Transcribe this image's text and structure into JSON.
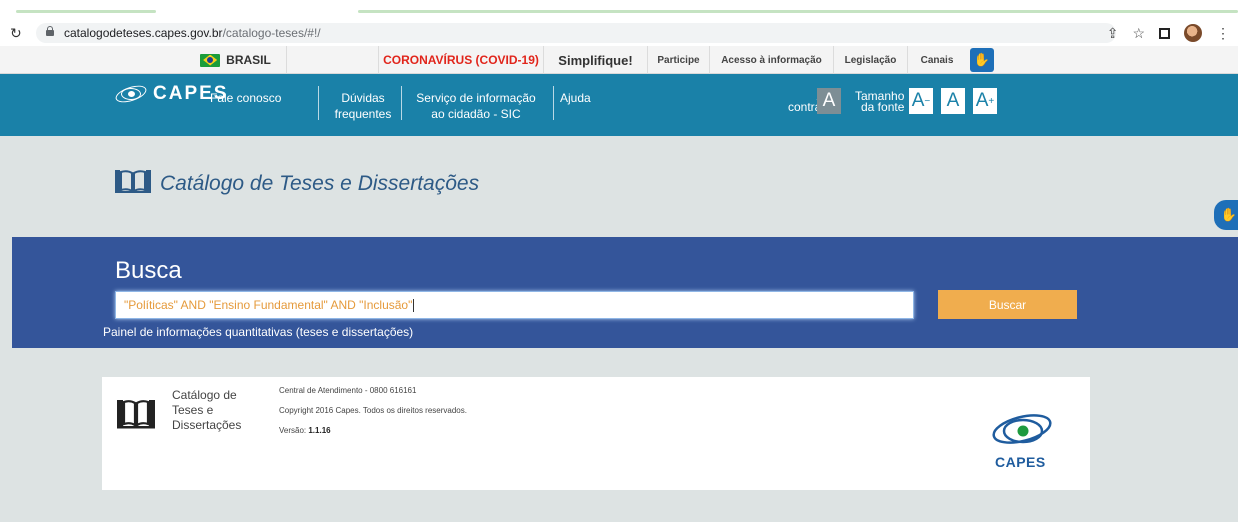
{
  "browser": {
    "url_host": "catalogodeteses.capes.gov.br",
    "url_path": "/catalogo-teses/#!/"
  },
  "govbar": {
    "brasil": "BRASIL",
    "covid": "CORONAVÍRUS (COVID-19)",
    "simplifique": "Simplifique!",
    "participe": "Participe",
    "acesso": "Acesso à informação",
    "legislacao": "Legislação",
    "canais": "Canais"
  },
  "header": {
    "logo_text": "CAPES",
    "fale": "Fale conosco",
    "duvidas_1": "Dúvidas",
    "duvidas_2": "frequentes",
    "servico_1": "Serviço de informação",
    "servico_2": "ao cidadão - SIC",
    "ajuda": "Ajuda",
    "alto_1": "Alto",
    "alto_2": "contraste",
    "alto_box": "A",
    "tam_1": "Tamanho",
    "tam_2": "da fonte",
    "a_minus": "A",
    "a_norm": "A",
    "a_plus": "A",
    "minus_sup": "−",
    "plus_sup": "+"
  },
  "title": "Catálogo de Teses e Dissertações",
  "search": {
    "heading": "Busca",
    "value": "\"Políticas\" AND \"Ensino Fundamental\" AND \"Inclusão\"",
    "button": "Buscar",
    "painel": "Painel de informações quantitativas (teses e dissertações)"
  },
  "footer": {
    "cat_1": "Catálogo de",
    "cat_2": "Teses e",
    "cat_3": "Dissertações",
    "central": "Central de Atendimento - 0800 616161",
    "copyright": "Copyright 2016 Capes. Todos os direitos reservados.",
    "versao_label": "Versão: ",
    "versao": "1.1.16",
    "capes": "CAPES"
  },
  "colors": {
    "header_blue": "#1a81a8",
    "search_blue": "#34559a",
    "button_orange": "#f0ad4e",
    "covid_red": "#e1251b"
  }
}
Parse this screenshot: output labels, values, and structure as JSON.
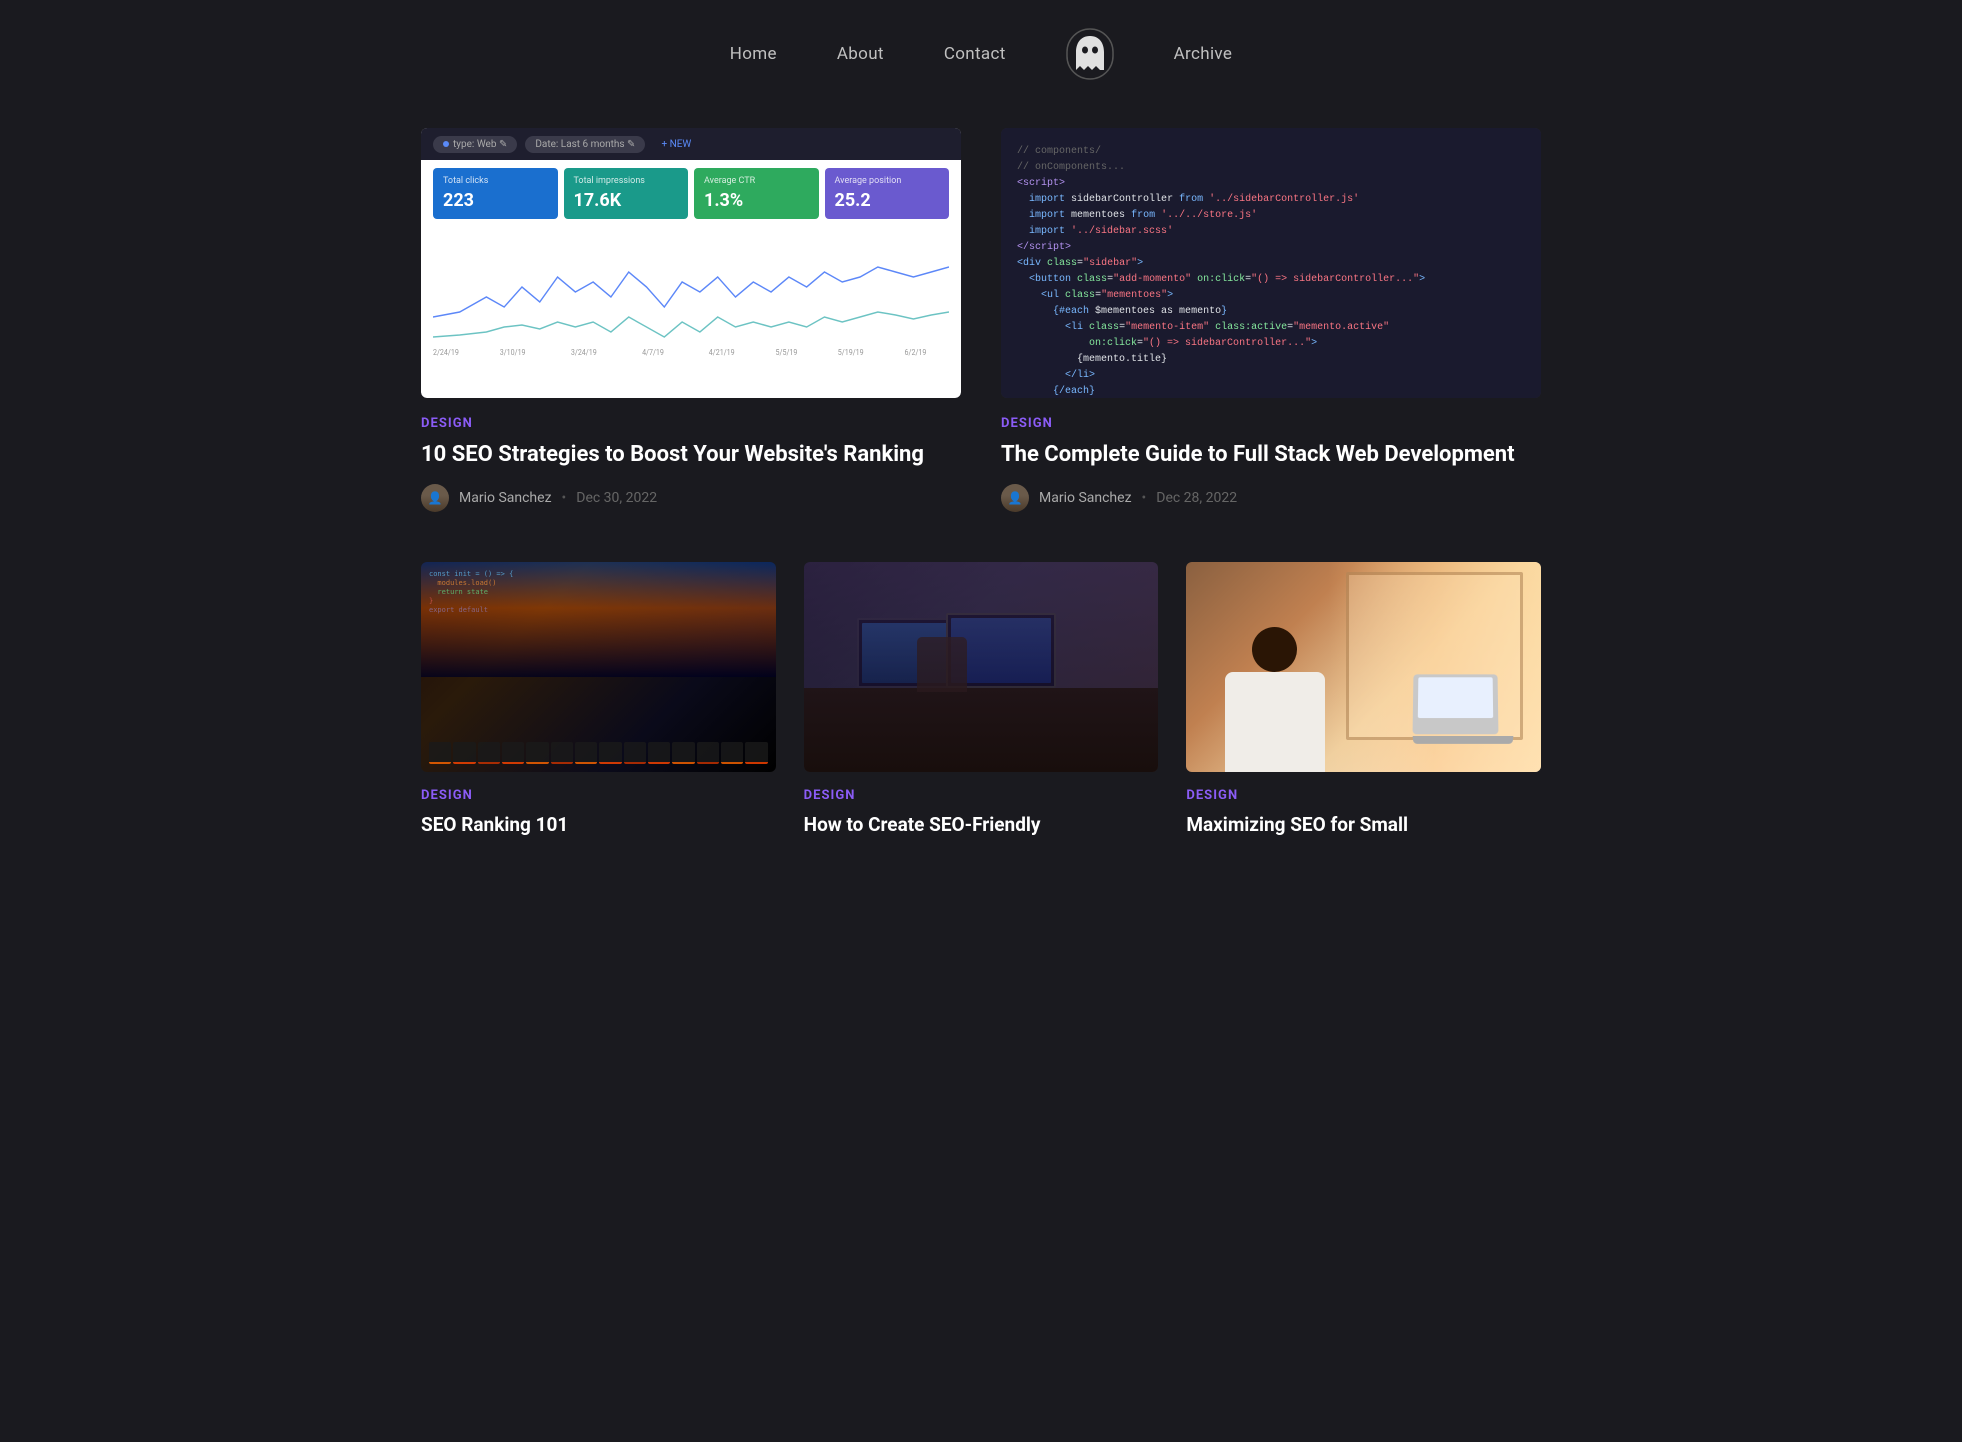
{
  "nav": {
    "links": [
      {
        "id": "home",
        "label": "Home"
      },
      {
        "id": "about",
        "label": "About"
      },
      {
        "id": "contact",
        "label": "Contact"
      },
      {
        "id": "archive",
        "label": "Archive"
      }
    ]
  },
  "featured": [
    {
      "id": "post-1",
      "category": "DESIGN",
      "title": "10 SEO Strategies to Boost Your Website's Ranking",
      "author": "Mario Sanchez",
      "date": "Dec 30, 2022",
      "image_type": "analytics"
    },
    {
      "id": "post-2",
      "category": "DESIGN",
      "title": "The Complete Guide to Full Stack Web Development",
      "author": "Mario Sanchez",
      "date": "Dec 28, 2022",
      "image_type": "code"
    }
  ],
  "posts": [
    {
      "id": "post-3",
      "category": "DESIGN",
      "title": "SEO Ranking 101",
      "image_type": "keyboard"
    },
    {
      "id": "post-4",
      "category": "DESIGN",
      "title": "How to Create SEO-Friendly",
      "image_type": "office"
    },
    {
      "id": "post-5",
      "category": "DESIGN",
      "title": "Maximizing SEO for Small",
      "image_type": "bright-office"
    }
  ],
  "stats": [
    {
      "label": "Total clicks",
      "value": "223",
      "color": "blue"
    },
    {
      "label": "Total impressions",
      "value": "17.6K",
      "color": "teal"
    },
    {
      "label": "Average CTR",
      "value": "1.3%",
      "color": "green"
    },
    {
      "label": "Average position",
      "value": "25.2",
      "color": "purple"
    }
  ]
}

━━━━━━━━━━━━━━━━

• [TASK TO COMPLETE]
Only the number is required: the count of lines containing the word "Average".

• [RESULT OF THE EXERCISE]
2